State how many lines in the records hold the word "Electronics", giving the number and no other text.

___ Data supplied ___

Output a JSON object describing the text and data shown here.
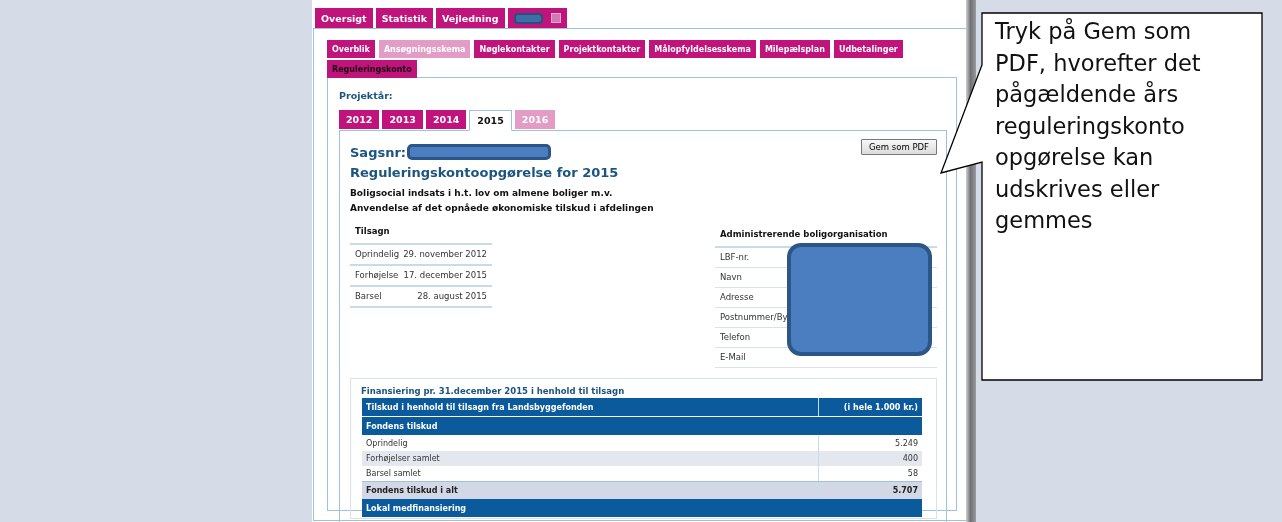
{
  "top_tabs": [
    {
      "label": "Oversigt"
    },
    {
      "label": "Statistik"
    },
    {
      "label": "Vejledning"
    },
    {
      "kind": "redacted"
    }
  ],
  "sub_tabs": [
    {
      "label": "Overblik",
      "selected": false,
      "disabled": false
    },
    {
      "label": "Ansøgningsskema",
      "selected": false,
      "disabled": true
    },
    {
      "label": "Nøglekontakter",
      "selected": false,
      "disabled": false
    },
    {
      "label": "Projektkontakter",
      "selected": false,
      "disabled": false
    },
    {
      "label": "Målopfyldelsesskema",
      "selected": false,
      "disabled": false
    },
    {
      "label": "Milepælsplan",
      "selected": false,
      "disabled": false
    },
    {
      "label": "Udbetalinger",
      "selected": false,
      "disabled": false
    },
    {
      "label": "Reguleringskonto",
      "selected": true,
      "disabled": false
    }
  ],
  "year_label": "Projektår:",
  "year_tabs": [
    {
      "label": "2012",
      "selected": false,
      "disabled": false
    },
    {
      "label": "2013",
      "selected": false,
      "disabled": false
    },
    {
      "label": "2014",
      "selected": false,
      "disabled": false
    },
    {
      "label": "2015",
      "selected": true,
      "disabled": false
    },
    {
      "label": "2016",
      "selected": false,
      "disabled": true
    }
  ],
  "pdf_button": "Gem som PDF",
  "case_label": "Sagsnr:",
  "title": "Reguleringskontoopgørelse for 2015",
  "subtitles": [
    "Boligsocial indsats i h.t. lov om almene boliger m.v.",
    "Anvendelse af det opnåede økonomiske tilskud i afdelingen"
  ],
  "grant_table": {
    "heading": "Tilsagn",
    "rows": [
      {
        "label": "Oprindelig",
        "value": "29. november 2012"
      },
      {
        "label": "Forhøjelse",
        "value": "17. december 2015"
      },
      {
        "label": "Barsel",
        "value": "28. august 2015"
      }
    ]
  },
  "org_table": {
    "heading": "Administrerende boligorganisation",
    "rows": [
      "LBF-nr.",
      "Navn",
      "Adresse",
      "Postnummer/By",
      "Telefon",
      "E-Mail"
    ]
  },
  "financing": {
    "legend": "Finansiering pr. 31.december 2015 i henhold til tilsagn",
    "rows": [
      {
        "kind": "header",
        "label": "Tilskud i henhold til tilsagn fra Landsbyggefonden",
        "value": "(i hele 1.000 kr.)"
      },
      {
        "kind": "section",
        "label": "Fondens tilskud"
      },
      {
        "kind": "row",
        "label": "Oprindelig",
        "value": "5.249"
      },
      {
        "kind": "row",
        "label": "Forhøjelser samlet",
        "value": "400"
      },
      {
        "kind": "row",
        "label": "Barsel samlet",
        "value": "58"
      },
      {
        "kind": "total",
        "label": "Fondens tilskud i alt",
        "value": "5.707"
      },
      {
        "kind": "section",
        "label": "Lokal medfinansiering"
      }
    ]
  },
  "callout": "Tryk på Gem som PDF, hvorefter det pågældende års reguleringskonto opgørelse kan udskrives eller gemmes"
}
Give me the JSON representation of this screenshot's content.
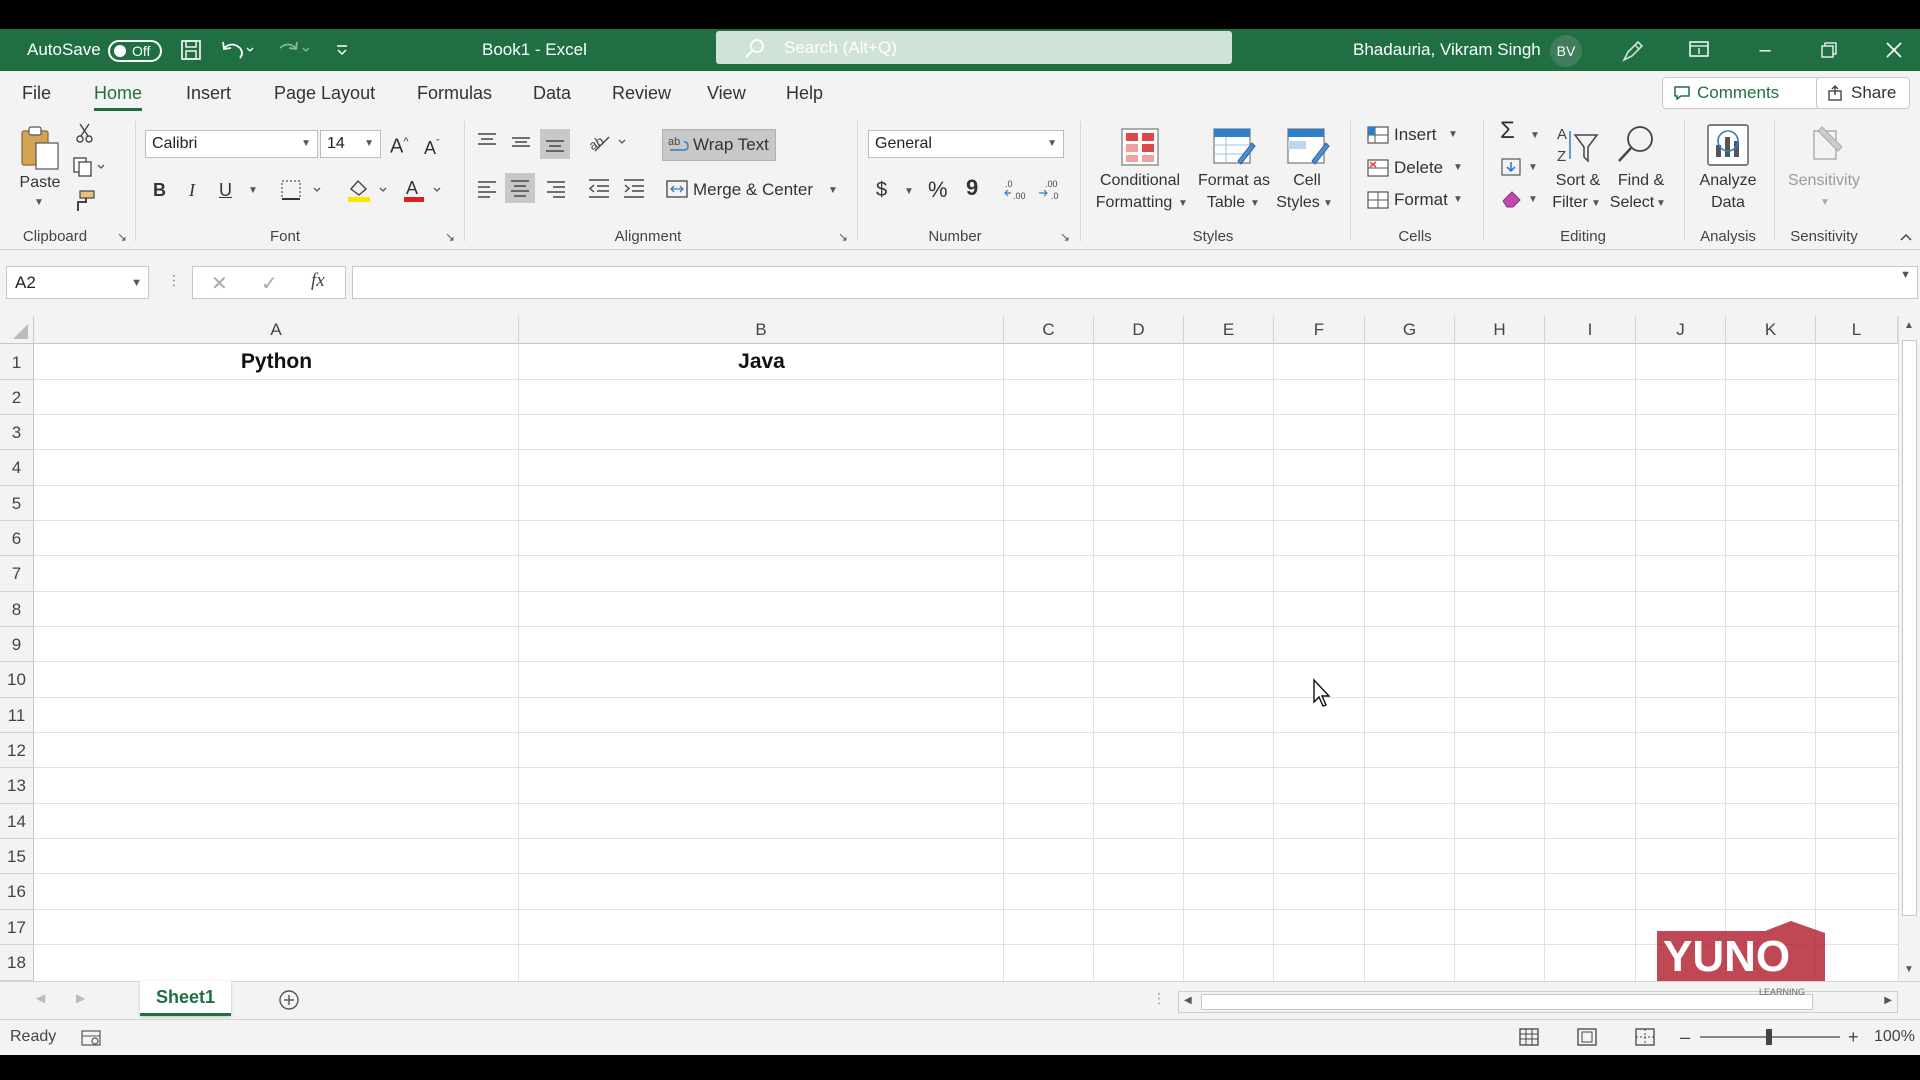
{
  "titlebar": {
    "autosave_label": "AutoSave",
    "autosave_state": "Off",
    "doc_title": "Book1  -  Excel",
    "search_placeholder": "Search (Alt+Q)",
    "user_name": "Bhadauria, Vikram Singh",
    "user_initials": "BV"
  },
  "tabs": [
    {
      "label": "File"
    },
    {
      "label": "Home"
    },
    {
      "label": "Insert"
    },
    {
      "label": "Page Layout"
    },
    {
      "label": "Formulas"
    },
    {
      "label": "Data"
    },
    {
      "label": "Review"
    },
    {
      "label": "View"
    },
    {
      "label": "Help"
    }
  ],
  "tab_buttons": {
    "comments": "Comments",
    "share": "Share"
  },
  "ribbon": {
    "clipboard": {
      "label": "Clipboard",
      "paste": "Paste"
    },
    "font": {
      "label": "Font",
      "family": "Calibri",
      "size": "14",
      "bold": "B",
      "italic": "I",
      "underline": "U"
    },
    "alignment": {
      "label": "Alignment",
      "wrap_text": "Wrap Text",
      "merge_center": "Merge & Center"
    },
    "number": {
      "label": "Number",
      "format": "General",
      "currency": "$",
      "percent": "%",
      "comma": "9"
    },
    "styles": {
      "label": "Styles",
      "conditional_1": "Conditional",
      "conditional_2": "Formatting",
      "format_table_1": "Format as",
      "format_table_2": "Table",
      "cell_styles_1": "Cell",
      "cell_styles_2": "Styles"
    },
    "cells": {
      "label": "Cells",
      "insert": "Insert",
      "delete": "Delete",
      "format": "Format"
    },
    "editing": {
      "label": "Editing",
      "sort_1": "Sort &",
      "sort_2": "Filter",
      "find_1": "Find &",
      "find_2": "Select"
    },
    "analysis": {
      "label": "Analysis",
      "analyze_1": "Analyze",
      "analyze_2": "Data"
    },
    "sensitivity": {
      "label": "Sensitivity",
      "button": "Sensitivity"
    }
  },
  "formula_bar": {
    "name_box": "A2",
    "fx": "fx",
    "value": ""
  },
  "grid": {
    "columns": [
      "A",
      "B",
      "C",
      "D",
      "E",
      "F",
      "G",
      "H",
      "I",
      "J",
      "K",
      "L"
    ],
    "rows": [
      "1",
      "2",
      "3",
      "4",
      "5",
      "6",
      "7",
      "8",
      "9",
      "10",
      "11",
      "12",
      "13",
      "14",
      "15",
      "16",
      "17",
      "18"
    ],
    "cells": {
      "A1": "Python",
      "B1": "Java"
    }
  },
  "sheets": [
    {
      "name": "Sheet1"
    }
  ],
  "status": {
    "ready": "Ready",
    "zoom": "100%"
  },
  "watermark": {
    "brand": "YUNO",
    "sub": "LEARNING"
  },
  "colors": {
    "excel_green": "#1f6f43",
    "ribbon_bg": "#f3f3f3",
    "grid_line": "#e1e1e1"
  }
}
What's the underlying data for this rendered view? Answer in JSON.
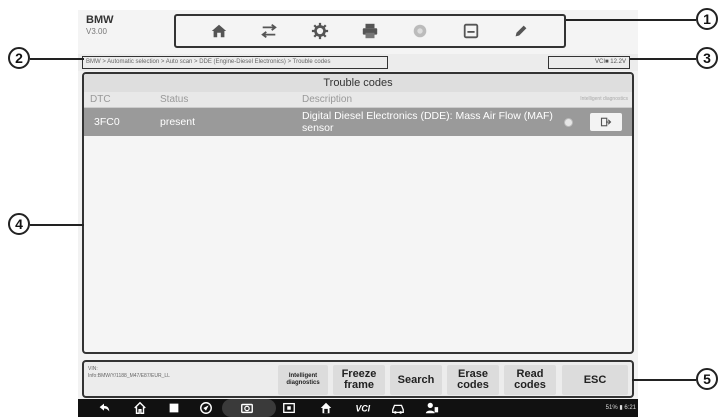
{
  "app": {
    "name": "BMW",
    "version": "V3.00"
  },
  "toolbar": {
    "items": [
      {
        "name": "home",
        "icon": "home-icon"
      },
      {
        "name": "vehicle-swap",
        "icon": "vehicle-swap-icon"
      },
      {
        "name": "settings",
        "icon": "gear-icon"
      },
      {
        "name": "print",
        "icon": "printer-icon"
      },
      {
        "name": "help",
        "icon": "help-icon"
      },
      {
        "name": "save",
        "icon": "save-icon"
      },
      {
        "name": "data-logging",
        "icon": "pencil-icon"
      }
    ]
  },
  "breadcrumb": "BMW > Automatic selection > Auto scan > DDE (Engine-Diesel Electronics) > Trouble codes",
  "vci_status": "VCI■ 12.2V",
  "panel": {
    "title": "Trouble codes",
    "columns": {
      "dtc": "DTC",
      "status": "Status",
      "description": "Description",
      "intelligent": "Intelligent diagnostics"
    },
    "rows": [
      {
        "dtc": "3FC0",
        "status": "present",
        "description": "Digital Diesel Electronics (DDE): Mass Air Flow (MAF) sensor"
      }
    ]
  },
  "vehicle_info": "VIN:\nInfo:BMW/Y/1188_M47/E87/EUR_LL",
  "actions": {
    "intelligent": "Intelligent diagnostics",
    "freeze": "Freeze frame",
    "search": "Search",
    "erase": "Erase codes",
    "read": "Read codes",
    "esc": "ESC"
  },
  "navbar": {
    "icons": [
      "back-icon",
      "home-icon",
      "recent-apps-icon",
      "browser-icon",
      "camera-icon",
      "screen-mirror-icon",
      "maxifix-home-icon",
      "vci-icon",
      "vehicle-icon",
      "user-icon"
    ],
    "status": "51% ▮ 6:21"
  },
  "callouts": [
    "1",
    "2",
    "3",
    "4",
    "5"
  ],
  "colors": {
    "selected_row": "#9a9a9a",
    "callout_border": "#222222",
    "navbar": "#111111"
  }
}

___

Result for this exercise: 2